■ DIRECTION
Everything from the line containing "Give me a plain-text" through the last line of the records must be returned verbatim, and nothing outside that range.

■ MATERIAL TO PROCESS
——

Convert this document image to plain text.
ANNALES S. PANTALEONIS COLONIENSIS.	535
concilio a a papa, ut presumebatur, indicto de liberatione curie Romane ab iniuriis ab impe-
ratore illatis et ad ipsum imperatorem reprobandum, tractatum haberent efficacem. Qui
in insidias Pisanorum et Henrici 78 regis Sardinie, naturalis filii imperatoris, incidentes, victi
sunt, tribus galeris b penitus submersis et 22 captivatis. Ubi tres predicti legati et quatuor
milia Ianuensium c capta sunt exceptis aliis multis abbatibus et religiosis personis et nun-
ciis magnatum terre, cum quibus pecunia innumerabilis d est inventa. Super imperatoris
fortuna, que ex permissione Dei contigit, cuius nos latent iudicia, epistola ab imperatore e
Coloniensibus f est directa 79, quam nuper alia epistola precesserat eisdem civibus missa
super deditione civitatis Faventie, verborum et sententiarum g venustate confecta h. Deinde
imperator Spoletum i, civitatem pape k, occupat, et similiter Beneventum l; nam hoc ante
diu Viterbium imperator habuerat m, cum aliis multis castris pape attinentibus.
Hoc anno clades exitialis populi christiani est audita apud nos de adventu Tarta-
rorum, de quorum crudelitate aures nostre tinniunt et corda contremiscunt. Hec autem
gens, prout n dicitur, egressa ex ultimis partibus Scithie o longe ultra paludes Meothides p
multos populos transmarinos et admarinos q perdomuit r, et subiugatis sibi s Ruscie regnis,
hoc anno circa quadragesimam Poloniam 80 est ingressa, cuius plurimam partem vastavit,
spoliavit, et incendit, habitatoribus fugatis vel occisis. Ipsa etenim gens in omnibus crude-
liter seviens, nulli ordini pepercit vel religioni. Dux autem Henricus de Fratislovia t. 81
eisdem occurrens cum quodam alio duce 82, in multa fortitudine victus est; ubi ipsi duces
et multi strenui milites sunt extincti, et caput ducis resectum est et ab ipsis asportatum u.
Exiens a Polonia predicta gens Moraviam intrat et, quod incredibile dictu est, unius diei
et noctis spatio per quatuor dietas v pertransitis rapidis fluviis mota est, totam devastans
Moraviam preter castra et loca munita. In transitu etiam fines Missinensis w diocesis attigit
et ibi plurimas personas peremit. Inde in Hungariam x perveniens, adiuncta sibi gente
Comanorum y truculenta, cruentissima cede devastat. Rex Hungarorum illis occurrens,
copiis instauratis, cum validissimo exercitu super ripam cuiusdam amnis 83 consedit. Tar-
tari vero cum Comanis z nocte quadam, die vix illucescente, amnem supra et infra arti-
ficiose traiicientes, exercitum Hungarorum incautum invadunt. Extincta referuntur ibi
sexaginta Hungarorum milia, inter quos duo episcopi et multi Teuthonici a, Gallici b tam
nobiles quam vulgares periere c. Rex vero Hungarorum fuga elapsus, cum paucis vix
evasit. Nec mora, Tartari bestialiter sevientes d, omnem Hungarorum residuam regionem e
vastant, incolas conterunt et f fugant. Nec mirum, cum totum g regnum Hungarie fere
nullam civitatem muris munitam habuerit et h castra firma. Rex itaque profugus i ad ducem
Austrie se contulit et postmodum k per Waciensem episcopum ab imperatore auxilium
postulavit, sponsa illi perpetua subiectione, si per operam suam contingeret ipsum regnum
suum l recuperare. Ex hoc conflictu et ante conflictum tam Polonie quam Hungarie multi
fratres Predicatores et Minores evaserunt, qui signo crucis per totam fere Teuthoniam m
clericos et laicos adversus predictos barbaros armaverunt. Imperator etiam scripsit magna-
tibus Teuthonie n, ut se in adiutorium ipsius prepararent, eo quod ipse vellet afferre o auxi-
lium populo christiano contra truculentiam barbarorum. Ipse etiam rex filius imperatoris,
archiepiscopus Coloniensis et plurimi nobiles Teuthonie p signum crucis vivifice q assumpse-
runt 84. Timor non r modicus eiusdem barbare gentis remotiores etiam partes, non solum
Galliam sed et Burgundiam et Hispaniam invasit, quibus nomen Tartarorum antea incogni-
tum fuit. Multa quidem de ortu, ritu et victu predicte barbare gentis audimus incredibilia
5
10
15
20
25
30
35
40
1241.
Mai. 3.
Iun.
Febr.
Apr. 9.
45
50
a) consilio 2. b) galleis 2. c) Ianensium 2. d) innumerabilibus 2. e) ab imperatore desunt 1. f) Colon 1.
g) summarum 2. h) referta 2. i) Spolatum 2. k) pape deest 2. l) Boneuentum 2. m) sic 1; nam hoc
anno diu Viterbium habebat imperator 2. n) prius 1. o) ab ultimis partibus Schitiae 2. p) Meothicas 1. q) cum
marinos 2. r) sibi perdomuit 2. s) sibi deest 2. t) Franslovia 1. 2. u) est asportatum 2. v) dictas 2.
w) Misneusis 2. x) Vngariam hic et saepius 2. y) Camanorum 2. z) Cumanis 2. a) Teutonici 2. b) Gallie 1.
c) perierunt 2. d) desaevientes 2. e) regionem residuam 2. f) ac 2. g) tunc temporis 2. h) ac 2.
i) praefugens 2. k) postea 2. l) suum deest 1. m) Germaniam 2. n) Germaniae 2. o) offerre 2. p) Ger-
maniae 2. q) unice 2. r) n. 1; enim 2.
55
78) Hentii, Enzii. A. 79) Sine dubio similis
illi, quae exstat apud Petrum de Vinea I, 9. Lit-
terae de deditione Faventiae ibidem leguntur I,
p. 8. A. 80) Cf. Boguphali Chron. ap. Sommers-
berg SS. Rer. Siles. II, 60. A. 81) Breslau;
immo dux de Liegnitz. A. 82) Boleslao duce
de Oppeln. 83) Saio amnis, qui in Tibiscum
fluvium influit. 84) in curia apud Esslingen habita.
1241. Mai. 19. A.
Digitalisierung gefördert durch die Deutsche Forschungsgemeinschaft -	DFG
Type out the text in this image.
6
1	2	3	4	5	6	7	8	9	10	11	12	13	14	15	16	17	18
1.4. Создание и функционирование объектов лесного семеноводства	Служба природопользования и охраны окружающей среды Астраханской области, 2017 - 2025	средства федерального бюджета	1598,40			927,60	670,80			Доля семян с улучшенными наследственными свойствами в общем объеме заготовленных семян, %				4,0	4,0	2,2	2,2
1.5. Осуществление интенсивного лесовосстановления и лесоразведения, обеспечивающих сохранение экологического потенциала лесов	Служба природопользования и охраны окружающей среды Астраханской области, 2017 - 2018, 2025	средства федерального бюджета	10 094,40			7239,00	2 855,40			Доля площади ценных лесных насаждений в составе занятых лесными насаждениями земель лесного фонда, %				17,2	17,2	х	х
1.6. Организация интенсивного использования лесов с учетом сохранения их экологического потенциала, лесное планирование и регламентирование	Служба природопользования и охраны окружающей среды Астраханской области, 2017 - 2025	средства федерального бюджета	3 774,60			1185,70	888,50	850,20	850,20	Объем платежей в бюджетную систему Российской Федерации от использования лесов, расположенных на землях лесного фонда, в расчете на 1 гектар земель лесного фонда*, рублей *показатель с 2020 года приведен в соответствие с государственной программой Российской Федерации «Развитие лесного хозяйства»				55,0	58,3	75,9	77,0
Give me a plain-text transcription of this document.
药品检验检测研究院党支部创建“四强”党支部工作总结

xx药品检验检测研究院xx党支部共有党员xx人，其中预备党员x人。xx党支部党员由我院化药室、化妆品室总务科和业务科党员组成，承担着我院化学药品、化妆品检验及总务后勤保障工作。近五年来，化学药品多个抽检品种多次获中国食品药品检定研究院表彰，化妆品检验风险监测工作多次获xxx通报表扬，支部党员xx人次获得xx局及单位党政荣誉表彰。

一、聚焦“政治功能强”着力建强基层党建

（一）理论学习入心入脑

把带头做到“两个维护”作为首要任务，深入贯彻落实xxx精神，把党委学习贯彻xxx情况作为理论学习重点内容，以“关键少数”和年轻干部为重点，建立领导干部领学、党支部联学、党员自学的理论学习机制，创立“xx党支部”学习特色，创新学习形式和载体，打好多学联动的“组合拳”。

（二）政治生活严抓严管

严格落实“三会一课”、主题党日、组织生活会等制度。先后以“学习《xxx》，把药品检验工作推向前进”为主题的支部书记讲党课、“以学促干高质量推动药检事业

——

■ RESULT BELOW
Give me a plain-text transcription of this document.
药品检验检测研究院党支部创建“四强”党支部工作总结

xx药品检验检测研究院xx党支部共有党员xx人，其中预备党员x人。xx党支部党员由我院化药室、化妆品室总务科和业务科党员组成，承担着我院化学药品、化妆品检验及总务后勤保障工作。近五年来，化学药品多个抽检品种多次获中国食品药品检定研究院表彰，化妆品检验风险监测工作多次获xxx通报表扬，支部党员xx人次获得xx局及单位党政荣誉表彰。

一、聚焦“政治功能强”着力建强基层党建

（一）理论学习入心入脑

把带头做到“两个维护”作为首要任务，深入贯彻落实xxx精神，把党委学习贯彻xxx情况作为理论学习重点内容，以“关键少数”和年轻干部为重点，建立领导干部领学、党支部联学、党员自学的理论学习机制，创立“xx党支部”学习特色，创新学习形式和载体，打好多学联动的“组合拳”。

（二）政治生活严抓严管

严格落实“三会一课”、主题党日、组织生活会等制度。先后以“学习《xxx》，把药品检验工作推向前进”为主题的支部书记讲党课、“以学促干高质量推动药检事业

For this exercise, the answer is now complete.